**Goal of the exercise:** Your task is to repeat the entries word for word while leaving out the pictures.

Collected data:
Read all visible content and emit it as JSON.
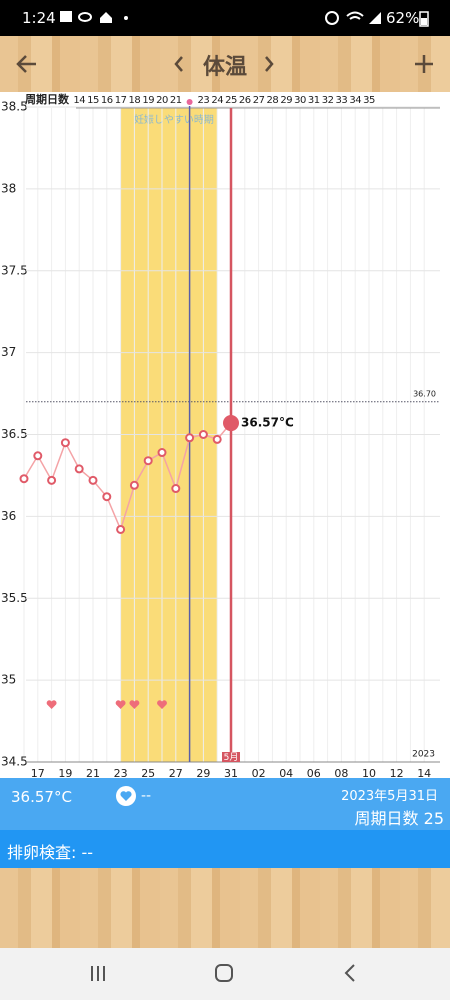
{
  "status_bar": {
    "time": "1:24",
    "battery": "62%"
  },
  "header": {
    "title": "体温"
  },
  "chart_data": {
    "type": "line",
    "cycle_label": "周期日数",
    "cycle_days": [
      "14",
      "15",
      "16",
      "17",
      "18",
      "19",
      "20",
      "21",
      null,
      "23",
      "24",
      "25",
      "26",
      "27",
      "28",
      "29",
      "30",
      "31",
      "32",
      "33",
      "34",
      "35"
    ],
    "categories": [
      null,
      "17",
      null,
      "19",
      null,
      "21",
      null,
      "23",
      null,
      "25",
      null,
      "27",
      null,
      "29",
      null,
      "31",
      null,
      "02",
      null,
      "04",
      null,
      "06",
      null,
      "08",
      null,
      "10",
      null,
      "12",
      null,
      "14"
    ],
    "series": [
      {
        "name": "体温",
        "color": "#f4a3a6",
        "values": [
          36.23,
          36.37,
          36.22,
          36.45,
          36.29,
          36.22,
          36.12,
          35.92,
          36.19,
          36.34,
          36.39,
          36.17,
          36.48,
          36.5,
          36.47,
          36.57,
          null,
          null,
          null,
          null,
          null,
          null,
          null,
          null,
          null,
          null,
          null,
          null,
          null,
          null
        ],
        "value_labels": [
          null,
          null,
          null,
          null,
          null,
          null,
          null,
          null,
          null,
          null,
          null,
          null,
          null,
          null,
          null,
          "36.57°C",
          null,
          null,
          null,
          null,
          null,
          null,
          null,
          null,
          null,
          null,
          null,
          null,
          null,
          null
        ]
      }
    ],
    "ylim": [
      34.5,
      38.5
    ],
    "yticks": [
      34.5,
      35,
      35.5,
      36,
      36.5,
      37,
      37.5,
      38,
      38.5
    ],
    "threshold": {
      "value": 36.7,
      "label": "36.70"
    },
    "fertile_label": "妊娠しやすい時期",
    "month_label": "5月",
    "year": "2023",
    "grid": true
  },
  "info": {
    "temperature": "36.57°C",
    "heart": "--",
    "date": "2023年5月31日",
    "cycle_day": "周期日数 25"
  },
  "ovulation_test": "排卵検査: --"
}
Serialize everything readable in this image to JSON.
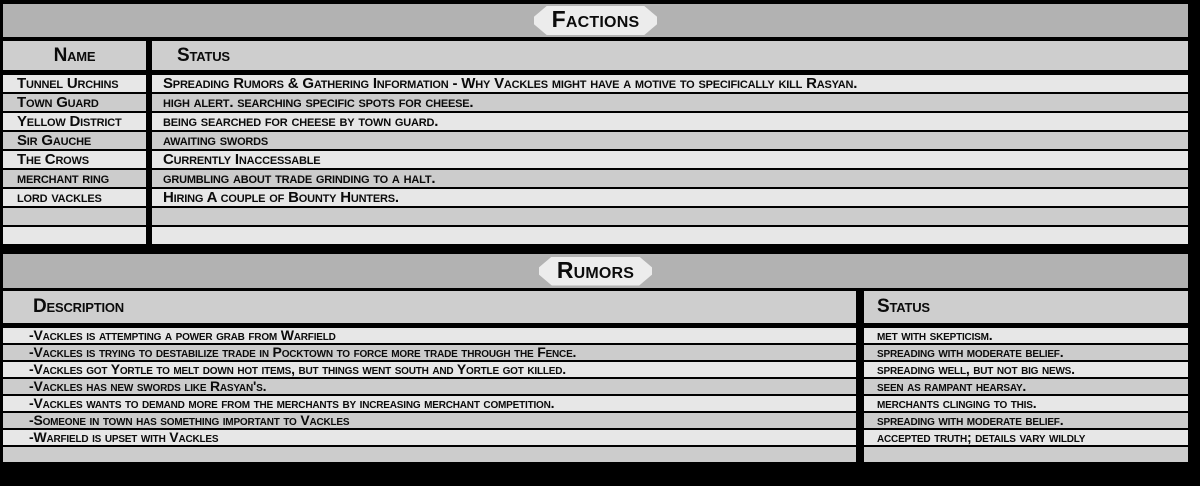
{
  "colors": {
    "background": "#000000",
    "section_bar": "#b2b2b2",
    "badge": "#ececec",
    "header_row": "#cecece",
    "row_light": "#e7e7e7",
    "row_dark": "#cccccc",
    "text": "#0b0b0b"
  },
  "factions": {
    "title": "Factions",
    "columns": {
      "name": "Name",
      "status": "Status"
    },
    "rows": [
      {
        "name": "Tunnel Urchins",
        "status": "Spreading Rumors & Gathering Information - Why Vackles might have a motive to specifically kill Rasyan."
      },
      {
        "name": "Town Guard",
        "status": "high alert. searching specific spots for cheese."
      },
      {
        "name": "Yellow District",
        "status": "being searched for cheese by town guard."
      },
      {
        "name": "Sir Gauche",
        "status": "awaiting swords"
      },
      {
        "name": "The Crows",
        "status": "Currently Inaccessable"
      },
      {
        "name": "merchant ring",
        "status": "grumbling about trade grinding to a halt."
      },
      {
        "name": "lord vackles",
        "status": "Hiring A couple of Bounty Hunters."
      },
      {
        "name": "",
        "status": ""
      },
      {
        "name": "",
        "status": ""
      }
    ]
  },
  "rumors": {
    "title": "Rumors",
    "columns": {
      "description": "Description",
      "status": "Status"
    },
    "rows": [
      {
        "description": "-Vackles is attempting a power grab from Warfield",
        "status": "met with skepticism."
      },
      {
        "description": "-Vackles is trying to destabilize trade in Pocktown to force more trade through the Fence.",
        "status": "spreading with moderate belief."
      },
      {
        "description": "-Vackles got Yortle to melt down hot items, but things went south and Yortle got killed.",
        "status": "spreading well, but not big news."
      },
      {
        "description": "-Vackles has new swords like Rasyan's.",
        "status": "seen as rampant hearsay."
      },
      {
        "description": "-Vackles wants to demand more from the merchants by increasing merchant competition.",
        "status": "merchants clinging to this."
      },
      {
        "description": "-Someone in town has something important to Vackles",
        "status": "spreading with moderate belief."
      },
      {
        "description": "-Warfield is upset with Vackles",
        "status": "accepted truth; details vary wildly"
      },
      {
        "description": "",
        "status": ""
      }
    ]
  }
}
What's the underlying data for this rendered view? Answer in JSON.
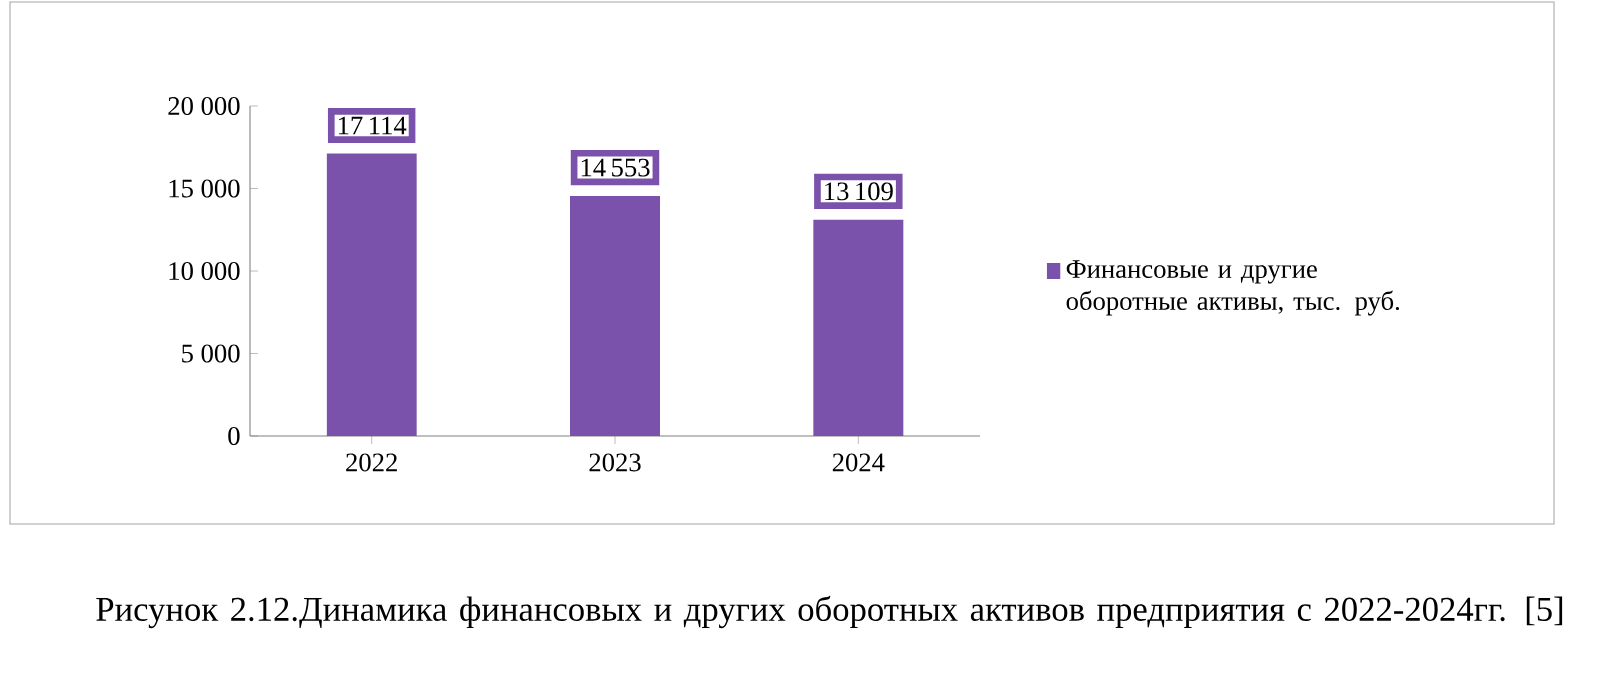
{
  "chart_data": {
    "type": "bar",
    "title": "Рисунок 2.12.Динамика финансовых и других оборотных активов предприятия с 2022-2024гг. [5]",
    "categories": [
      "2022",
      "2023",
      "2024"
    ],
    "series": [
      {
        "name": "Финансовые и другие оборотные активы, тыс. руб.",
        "color": "#7b52ab",
        "values": [
          17114,
          14553,
          13109
        ]
      }
    ],
    "ylim": [
      0,
      20000
    ],
    "yticks": [
      {
        "value": 0,
        "label": "0"
      },
      {
        "value": 5000,
        "label": "5 000"
      },
      {
        "value": 10000,
        "label": "10 000"
      },
      {
        "value": 15000,
        "label": "15 000"
      },
      {
        "value": 20000,
        "label": "20 000"
      }
    ],
    "data_labels": true,
    "legend": "right",
    "grid": false
  }
}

**The completed task:**
Read all visible content and emit it as JSON.
{
  "status_bar": {
    "time": "1:24",
    "battery": "62%"
  },
  "header": {
    "title": "体温"
  },
  "chart_data": {
    "type": "line",
    "cycle_label": "周期日数",
    "cycle_days": [
      "14",
      "15",
      "16",
      "17",
      "18",
      "19",
      "20",
      "21",
      null,
      "23",
      "24",
      "25",
      "26",
      "27",
      "28",
      "29",
      "30",
      "31",
      "32",
      "33",
      "34",
      "35"
    ],
    "categories": [
      null,
      "17",
      null,
      "19",
      null,
      "21",
      null,
      "23",
      null,
      "25",
      null,
      "27",
      null,
      "29",
      null,
      "31",
      null,
      "02",
      null,
      "04",
      null,
      "06",
      null,
      "08",
      null,
      "10",
      null,
      "12",
      null,
      "14"
    ],
    "series": [
      {
        "name": "体温",
        "color": "#f4a3a6",
        "values": [
          36.23,
          36.37,
          36.22,
          36.45,
          36.29,
          36.22,
          36.12,
          35.92,
          36.19,
          36.34,
          36.39,
          36.17,
          36.48,
          36.5,
          36.47,
          36.57,
          null,
          null,
          null,
          null,
          null,
          null,
          null,
          null,
          null,
          null,
          null,
          null,
          null,
          null
        ],
        "value_labels": [
          null,
          null,
          null,
          null,
          null,
          null,
          null,
          null,
          null,
          null,
          null,
          null,
          null,
          null,
          null,
          "36.57°C",
          null,
          null,
          null,
          null,
          null,
          null,
          null,
          null,
          null,
          null,
          null,
          null,
          null,
          null
        ]
      }
    ],
    "ylim": [
      34.5,
      38.5
    ],
    "yticks": [
      34.5,
      35,
      35.5,
      36,
      36.5,
      37,
      37.5,
      38,
      38.5
    ],
    "threshold": {
      "value": 36.7,
      "label": "36.70"
    },
    "fertile_label": "妊娠しやすい時期",
    "month_label": "5月",
    "year": "2023",
    "grid": true
  },
  "info": {
    "temperature": "36.57°C",
    "heart": "--",
    "date": "2023年5月31日",
    "cycle_day": "周期日数 25"
  },
  "ovulation_test": "排卵検査: --"
}
Serialize everything readable in this image to JSON.
{
  "colors": {
    "background": "#000000",
    "section_bar": "#b2b2b2",
    "badge": "#ececec",
    "header_row": "#cecece",
    "row_light": "#e7e7e7",
    "row_dark": "#cccccc",
    "text": "#0b0b0b"
  },
  "factions": {
    "title": "Factions",
    "columns": {
      "name": "Name",
      "status": "Status"
    },
    "rows": [
      {
        "name": "Tunnel Urchins",
        "status": "Spreading Rumors & Gathering Information - Why Vackles might have a motive to specifically kill Rasyan."
      },
      {
        "name": "Town Guard",
        "status": "high alert. searching specific spots for cheese."
      },
      {
        "name": "Yellow District",
        "status": "being searched for cheese by town guard."
      },
      {
        "name": "Sir Gauche",
        "status": "awaiting swords"
      },
      {
        "name": "The Crows",
        "status": "Currently Inaccessable"
      },
      {
        "name": "merchant ring",
        "status": "grumbling about trade grinding to a halt."
      },
      {
        "name": "lord vackles",
        "status": "Hiring A couple of Bounty Hunters."
      },
      {
        "name": "",
        "status": ""
      },
      {
        "name": "",
        "status": ""
      }
    ]
  },
  "rumors": {
    "title": "Rumors",
    "columns": {
      "description": "Description",
      "status": "Status"
    },
    "rows": [
      {
        "description": "-Vackles is attempting a power grab from Warfield",
        "status": "met with skepticism."
      },
      {
        "description": "-Vackles is trying to destabilize trade in Pocktown to force more trade through the Fence.",
        "status": "spreading with moderate belief."
      },
      {
        "description": "-Vackles got Yortle to melt down hot items, but things went south and Yortle got killed.",
        "status": "spreading well, but not big news."
      },
      {
        "description": "-Vackles has new swords like Rasyan's.",
        "status": "seen as rampant hearsay."
      },
      {
        "description": "-Vackles wants to demand more from the merchants by increasing merchant competition.",
        "status": "merchants clinging to this."
      },
      {
        "description": "-Someone in town has something important to Vackles",
        "status": "spreading with moderate belief."
      },
      {
        "description": "-Warfield is upset with Vackles",
        "status": "accepted truth; details vary wildly"
      },
      {
        "description": "",
        "status": ""
      }
    ]
  }
}
What's the underlying data for this rendered view? Answer in JSON.
{
  "chart_data": {
    "type": "bar",
    "title": "Рисунок 2.12.Динамика финансовых и других оборотных активов предприятия с 2022-2024гг. [5]",
    "categories": [
      "2022",
      "2023",
      "2024"
    ],
    "series": [
      {
        "name": "Финансовые и другие оборотные активы, тыс. руб.",
        "color": "#7b52ab",
        "values": [
          17114,
          14553,
          13109
        ]
      }
    ],
    "ylim": [
      0,
      20000
    ],
    "yticks": [
      {
        "value": 0,
        "label": "0"
      },
      {
        "value": 5000,
        "label": "5 000"
      },
      {
        "value": 10000,
        "label": "10 000"
      },
      {
        "value": 15000,
        "label": "15 000"
      },
      {
        "value": 20000,
        "label": "20 000"
      }
    ],
    "data_labels": true,
    "legend": "right",
    "grid": false
  }
}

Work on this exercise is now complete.